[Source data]
====

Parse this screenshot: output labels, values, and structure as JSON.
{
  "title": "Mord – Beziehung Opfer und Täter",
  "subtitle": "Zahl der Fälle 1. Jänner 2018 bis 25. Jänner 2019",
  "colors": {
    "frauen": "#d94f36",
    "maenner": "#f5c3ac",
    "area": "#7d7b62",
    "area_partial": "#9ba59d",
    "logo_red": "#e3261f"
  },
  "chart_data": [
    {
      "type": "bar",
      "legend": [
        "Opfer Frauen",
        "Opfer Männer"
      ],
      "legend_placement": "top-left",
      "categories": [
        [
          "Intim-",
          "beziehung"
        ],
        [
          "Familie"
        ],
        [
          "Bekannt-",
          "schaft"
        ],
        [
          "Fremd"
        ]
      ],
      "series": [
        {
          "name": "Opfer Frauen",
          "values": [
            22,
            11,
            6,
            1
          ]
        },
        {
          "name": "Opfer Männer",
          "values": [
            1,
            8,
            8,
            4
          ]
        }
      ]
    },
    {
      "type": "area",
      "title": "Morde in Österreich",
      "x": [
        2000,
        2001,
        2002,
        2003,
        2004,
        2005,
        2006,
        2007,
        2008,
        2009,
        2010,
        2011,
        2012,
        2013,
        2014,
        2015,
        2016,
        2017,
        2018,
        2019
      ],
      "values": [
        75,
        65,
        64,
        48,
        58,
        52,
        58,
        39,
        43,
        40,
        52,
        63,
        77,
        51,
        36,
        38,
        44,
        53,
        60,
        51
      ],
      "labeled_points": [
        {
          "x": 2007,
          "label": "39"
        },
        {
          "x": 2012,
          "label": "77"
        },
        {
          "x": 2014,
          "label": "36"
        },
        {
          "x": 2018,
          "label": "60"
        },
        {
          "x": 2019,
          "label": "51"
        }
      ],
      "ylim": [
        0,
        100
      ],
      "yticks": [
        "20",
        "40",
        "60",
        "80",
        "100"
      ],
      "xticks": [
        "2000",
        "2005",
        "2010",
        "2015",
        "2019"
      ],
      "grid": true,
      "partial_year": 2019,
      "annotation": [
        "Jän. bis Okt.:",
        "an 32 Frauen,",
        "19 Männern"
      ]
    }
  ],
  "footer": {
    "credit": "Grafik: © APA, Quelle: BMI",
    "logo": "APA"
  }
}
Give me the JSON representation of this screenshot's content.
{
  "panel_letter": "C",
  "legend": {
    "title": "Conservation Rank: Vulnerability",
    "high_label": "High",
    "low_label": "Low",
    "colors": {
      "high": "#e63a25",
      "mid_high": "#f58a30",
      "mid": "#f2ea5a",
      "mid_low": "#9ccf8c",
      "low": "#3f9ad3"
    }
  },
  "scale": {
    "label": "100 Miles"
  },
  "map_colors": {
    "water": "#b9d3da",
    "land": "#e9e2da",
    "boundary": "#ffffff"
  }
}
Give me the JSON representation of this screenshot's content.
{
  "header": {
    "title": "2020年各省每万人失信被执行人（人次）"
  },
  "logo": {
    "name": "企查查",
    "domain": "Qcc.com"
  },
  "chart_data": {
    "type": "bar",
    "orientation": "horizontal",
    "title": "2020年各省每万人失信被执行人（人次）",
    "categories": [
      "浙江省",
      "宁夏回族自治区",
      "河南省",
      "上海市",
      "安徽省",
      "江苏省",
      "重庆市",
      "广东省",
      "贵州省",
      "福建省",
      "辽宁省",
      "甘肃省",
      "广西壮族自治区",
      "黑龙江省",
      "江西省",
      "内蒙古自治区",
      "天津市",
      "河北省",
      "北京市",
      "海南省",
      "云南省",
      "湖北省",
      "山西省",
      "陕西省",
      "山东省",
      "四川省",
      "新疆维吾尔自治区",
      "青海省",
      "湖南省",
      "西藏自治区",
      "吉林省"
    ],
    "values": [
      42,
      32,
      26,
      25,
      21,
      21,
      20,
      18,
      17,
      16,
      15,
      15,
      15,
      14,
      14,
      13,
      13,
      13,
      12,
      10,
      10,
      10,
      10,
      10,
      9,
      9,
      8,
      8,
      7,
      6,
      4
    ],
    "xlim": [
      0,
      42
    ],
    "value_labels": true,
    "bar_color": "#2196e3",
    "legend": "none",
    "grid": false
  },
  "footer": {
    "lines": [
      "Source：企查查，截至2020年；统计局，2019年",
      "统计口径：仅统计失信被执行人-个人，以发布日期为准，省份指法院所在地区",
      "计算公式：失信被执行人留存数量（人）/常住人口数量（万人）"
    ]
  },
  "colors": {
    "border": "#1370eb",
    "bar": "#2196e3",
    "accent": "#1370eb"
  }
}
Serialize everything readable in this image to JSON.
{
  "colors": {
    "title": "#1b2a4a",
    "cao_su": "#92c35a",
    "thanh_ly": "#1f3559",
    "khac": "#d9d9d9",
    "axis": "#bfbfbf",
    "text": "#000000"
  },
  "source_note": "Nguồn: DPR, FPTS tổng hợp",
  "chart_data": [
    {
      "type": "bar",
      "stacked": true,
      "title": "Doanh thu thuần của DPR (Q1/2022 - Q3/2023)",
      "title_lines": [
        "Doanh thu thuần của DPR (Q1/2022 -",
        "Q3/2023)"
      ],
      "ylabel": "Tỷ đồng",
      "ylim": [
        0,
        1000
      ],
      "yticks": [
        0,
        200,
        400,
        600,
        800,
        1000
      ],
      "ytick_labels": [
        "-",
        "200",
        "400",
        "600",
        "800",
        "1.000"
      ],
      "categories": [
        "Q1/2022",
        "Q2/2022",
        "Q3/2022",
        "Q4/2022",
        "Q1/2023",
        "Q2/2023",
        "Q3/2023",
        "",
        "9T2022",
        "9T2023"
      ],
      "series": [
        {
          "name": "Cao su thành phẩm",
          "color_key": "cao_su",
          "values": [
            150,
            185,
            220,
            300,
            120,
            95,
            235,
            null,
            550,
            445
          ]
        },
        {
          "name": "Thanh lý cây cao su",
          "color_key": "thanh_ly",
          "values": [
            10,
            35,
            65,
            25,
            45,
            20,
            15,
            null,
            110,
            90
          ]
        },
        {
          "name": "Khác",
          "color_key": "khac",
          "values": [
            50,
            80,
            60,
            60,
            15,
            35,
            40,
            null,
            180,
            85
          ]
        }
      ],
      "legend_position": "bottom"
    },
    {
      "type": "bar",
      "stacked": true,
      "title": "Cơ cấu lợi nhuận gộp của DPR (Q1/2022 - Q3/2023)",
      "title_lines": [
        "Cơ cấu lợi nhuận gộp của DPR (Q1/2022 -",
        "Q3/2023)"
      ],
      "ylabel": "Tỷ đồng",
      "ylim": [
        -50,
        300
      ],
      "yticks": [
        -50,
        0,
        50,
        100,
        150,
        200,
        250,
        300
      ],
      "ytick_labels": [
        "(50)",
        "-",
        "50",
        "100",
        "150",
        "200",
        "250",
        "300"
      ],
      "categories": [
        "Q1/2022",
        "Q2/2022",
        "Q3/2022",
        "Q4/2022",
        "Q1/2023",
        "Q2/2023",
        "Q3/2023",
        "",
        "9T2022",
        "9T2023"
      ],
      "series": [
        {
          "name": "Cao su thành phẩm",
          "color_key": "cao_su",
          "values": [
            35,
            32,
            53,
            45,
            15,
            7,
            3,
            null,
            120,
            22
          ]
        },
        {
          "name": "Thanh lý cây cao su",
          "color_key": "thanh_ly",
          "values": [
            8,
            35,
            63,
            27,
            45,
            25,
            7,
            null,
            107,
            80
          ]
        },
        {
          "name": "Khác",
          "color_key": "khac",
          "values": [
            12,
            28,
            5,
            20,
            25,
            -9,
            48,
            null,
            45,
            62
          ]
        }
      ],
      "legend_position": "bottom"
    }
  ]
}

====

== Problem to work on ==
Extract the complete listing verbatim.

== Answer to the task ==
Parse this screenshot: output labels, values, and structure as JSON.
{
  "title": "Mord – Beziehung Opfer und Täter",
  "subtitle": "Zahl der Fälle 1. Jänner 2018 bis 25. Jänner 2019",
  "colors": {
    "frauen": "#d94f36",
    "maenner": "#f5c3ac",
    "area": "#7d7b62",
    "area_partial": "#9ba59d",
    "logo_red": "#e3261f"
  },
  "chart_data": [
    {
      "type": "bar",
      "legend": [
        "Opfer Frauen",
        "Opfer Männer"
      ],
      "legend_placement": "top-left",
      "categories": [
        [
          "Intim-",
          "beziehung"
        ],
        [
          "Familie"
        ],
        [
          "Bekannt-",
          "schaft"
        ],
        [
          "Fremd"
        ]
      ],
      "series": [
        {
          "name": "Opfer Frauen",
          "values": [
            22,
            11,
            6,
            1
          ]
        },
        {
          "name": "Opfer Männer",
          "values": [
            1,
            8,
            8,
            4
          ]
        }
      ]
    },
    {
      "type": "area",
      "title": "Morde in Österreich",
      "x": [
        2000,
        2001,
        2002,
        2003,
        2004,
        2005,
        2006,
        2007,
        2008,
        2009,
        2010,
        2011,
        2012,
        2013,
        2014,
        2015,
        2016,
        2017,
        2018,
        2019
      ],
      "values": [
        75,
        65,
        64,
        48,
        58,
        52,
        58,
        39,
        43,
        40,
        52,
        63,
        77,
        51,
        36,
        38,
        44,
        53,
        60,
        51
      ],
      "labeled_points": [
        {
          "x": 2007,
          "label": "39"
        },
        {
          "x": 2012,
          "label": "77"
        },
        {
          "x": 2014,
          "label": "36"
        },
        {
          "x": 2018,
          "label": "60"
        },
        {
          "x": 2019,
          "label": "51"
        }
      ],
      "ylim": [
        0,
        100
      ],
      "yticks": [
        "20",
        "40",
        "60",
        "80",
        "100"
      ],
      "xticks": [
        "2000",
        "2005",
        "2010",
        "2015",
        "2019"
      ],
      "grid": true,
      "partial_year": 2019,
      "annotation": [
        "Jän. bis Okt.:",
        "an 32 Frauen,",
        "19 Männern"
      ]
    }
  ],
  "footer": {
    "credit": "Grafik: © APA, Quelle: BMI",
    "logo": "APA"
  }
}
Give me the JSON representation of this screenshot's content.
{
  "panel_letter": "C",
  "legend": {
    "title": "Conservation Rank: Vulnerability",
    "high_label": "High",
    "low_label": "Low",
    "colors": {
      "high": "#e63a25",
      "mid_high": "#f58a30",
      "mid": "#f2ea5a",
      "mid_low": "#9ccf8c",
      "low": "#3f9ad3"
    }
  },
  "scale": {
    "label": "100 Miles"
  },
  "map_colors": {
    "water": "#b9d3da",
    "land": "#e9e2da",
    "boundary": "#ffffff"
  }
}
Give me the JSON representation of this screenshot's content.
{
  "header": {
    "title": "2020年各省每万人失信被执行人（人次）"
  },
  "logo": {
    "name": "企查查",
    "domain": "Qcc.com"
  },
  "chart_data": {
    "type": "bar",
    "orientation": "horizontal",
    "title": "2020年各省每万人失信被执行人（人次）",
    "categories": [
      "浙江省",
      "宁夏回族自治区",
      "河南省",
      "上海市",
      "安徽省",
      "江苏省",
      "重庆市",
      "广东省",
      "贵州省",
      "福建省",
      "辽宁省",
      "甘肃省",
      "广西壮族自治区",
      "黑龙江省",
      "江西省",
      "内蒙古自治区",
      "天津市",
      "河北省",
      "北京市",
      "海南省",
      "云南省",
      "湖北省",
      "山西省",
      "陕西省",
      "山东省",
      "四川省",
      "新疆维吾尔自治区",
      "青海省",
      "湖南省",
      "西藏自治区",
      "吉林省"
    ],
    "values": [
      42,
      32,
      26,
      25,
      21,
      21,
      20,
      18,
      17,
      16,
      15,
      15,
      15,
      14,
      14,
      13,
      13,
      13,
      12,
      10,
      10,
      10,
      10,
      10,
      9,
      9,
      8,
      8,
      7,
      6,
      4
    ],
    "xlim": [
      0,
      42
    ],
    "value_labels": true,
    "bar_color": "#2196e3",
    "legend": "none",
    "grid": false
  },
  "footer": {
    "lines": [
      "Source：企查查，截至2020年；统计局，2019年",
      "统计口径：仅统计失信被执行人-个人，以发布日期为准，省份指法院所在地区",
      "计算公式：失信被执行人留存数量（人）/常住人口数量（万人）"
    ]
  },
  "colors": {
    "border": "#1370eb",
    "bar": "#2196e3",
    "accent": "#1370eb"
  }
}
Serialize everything readable in this image to JSON.
{
  "colors": {
    "title": "#1b2a4a",
    "cao_su": "#92c35a",
    "thanh_ly": "#1f3559",
    "khac": "#d9d9d9",
    "axis": "#bfbfbf",
    "text": "#000000"
  },
  "source_note": "Nguồn: DPR, FPTS tổng hợp",
  "chart_data": [
    {
      "type": "bar",
      "stacked": true,
      "title": "Doanh thu thuần của DPR (Q1/2022 - Q3/2023)",
      "title_lines": [
        "Doanh thu thuần của DPR (Q1/2022 -",
        "Q3/2023)"
      ],
      "ylabel": "Tỷ đồng",
      "ylim": [
        0,
        1000
      ],
      "yticks": [
        0,
        200,
        400,
        600,
        800,
        1000
      ],
      "ytick_labels": [
        "-",
        "200",
        "400",
        "600",
        "800",
        "1.000"
      ],
      "categories": [
        "Q1/2022",
        "Q2/2022",
        "Q3/2022",
        "Q4/2022",
        "Q1/2023",
        "Q2/2023",
        "Q3/2023",
        "",
        "9T2022",
        "9T2023"
      ],
      "series": [
        {
          "name": "Cao su thành phẩm",
          "color_key": "cao_su",
          "values": [
            150,
            185,
            220,
            300,
            120,
            95,
            235,
            null,
            550,
            445
          ]
        },
        {
          "name": "Thanh lý cây cao su",
          "color_key": "thanh_ly",
          "values": [
            10,
            35,
            65,
            25,
            45,
            20,
            15,
            null,
            110,
            90
          ]
        },
        {
          "name": "Khác",
          "color_key": "khac",
          "values": [
            50,
            80,
            60,
            60,
            15,
            35,
            40,
            null,
            180,
            85
          ]
        }
      ],
      "legend_position": "bottom"
    },
    {
      "type": "bar",
      "stacked": true,
      "title": "Cơ cấu lợi nhuận gộp của DPR (Q1/2022 - Q3/2023)",
      "title_lines": [
        "Cơ cấu lợi nhuận gộp của DPR (Q1/2022 -",
        "Q3/2023)"
      ],
      "ylabel": "Tỷ đồng",
      "ylim": [
        -50,
        300
      ],
      "yticks": [
        -50,
        0,
        50,
        100,
        150,
        200,
        250,
        300
      ],
      "ytick_labels": [
        "(50)",
        "-",
        "50",
        "100",
        "150",
        "200",
        "250",
        "300"
      ],
      "categories": [
        "Q1/2022",
        "Q2/2022",
        "Q3/2022",
        "Q4/2022",
        "Q1/2023",
        "Q2/2023",
        "Q3/2023",
        "",
        "9T2022",
        "9T2023"
      ],
      "series": [
        {
          "name": "Cao su thành phẩm",
          "color_key": "cao_su",
          "values": [
            35,
            32,
            53,
            45,
            15,
            7,
            3,
            null,
            120,
            22
          ]
        },
        {
          "name": "Thanh lý cây cao su",
          "color_key": "thanh_ly",
          "values": [
            8,
            35,
            63,
            27,
            45,
            25,
            7,
            null,
            107,
            80
          ]
        },
        {
          "name": "Khác",
          "color_key": "khac",
          "values": [
            12,
            28,
            5,
            20,
            25,
            -9,
            48,
            null,
            45,
            62
          ]
        }
      ],
      "legend_position": "bottom"
    }
  ]
}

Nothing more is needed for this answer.